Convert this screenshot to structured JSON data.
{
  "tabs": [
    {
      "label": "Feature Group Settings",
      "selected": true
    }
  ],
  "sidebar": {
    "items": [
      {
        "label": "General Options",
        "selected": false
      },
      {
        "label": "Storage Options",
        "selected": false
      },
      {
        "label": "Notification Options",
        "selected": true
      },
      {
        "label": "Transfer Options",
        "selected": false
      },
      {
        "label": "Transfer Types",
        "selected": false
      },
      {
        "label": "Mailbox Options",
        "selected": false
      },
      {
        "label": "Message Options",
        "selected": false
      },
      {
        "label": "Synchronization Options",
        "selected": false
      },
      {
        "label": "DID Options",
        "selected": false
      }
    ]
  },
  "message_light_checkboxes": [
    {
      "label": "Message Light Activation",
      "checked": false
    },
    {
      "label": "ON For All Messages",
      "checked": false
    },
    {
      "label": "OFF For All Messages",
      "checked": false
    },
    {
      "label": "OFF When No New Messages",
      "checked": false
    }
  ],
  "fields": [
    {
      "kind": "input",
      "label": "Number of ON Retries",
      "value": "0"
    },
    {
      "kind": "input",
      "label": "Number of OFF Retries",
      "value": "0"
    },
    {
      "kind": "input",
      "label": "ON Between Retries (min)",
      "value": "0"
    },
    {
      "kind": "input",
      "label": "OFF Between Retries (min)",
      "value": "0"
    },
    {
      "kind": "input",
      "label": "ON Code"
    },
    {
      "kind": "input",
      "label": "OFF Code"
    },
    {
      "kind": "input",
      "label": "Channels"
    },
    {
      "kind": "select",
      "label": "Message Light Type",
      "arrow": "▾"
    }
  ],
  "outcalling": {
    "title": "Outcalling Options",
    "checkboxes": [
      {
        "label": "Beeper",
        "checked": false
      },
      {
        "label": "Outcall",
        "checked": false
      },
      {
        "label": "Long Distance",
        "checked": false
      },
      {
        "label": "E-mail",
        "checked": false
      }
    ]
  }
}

▶ GIVEN EXERCISE: Show each line of the data that contains the string "Transfer".

▶ ANSWER:
        "label": "Transfer Options",
        "label": "Transfer Types",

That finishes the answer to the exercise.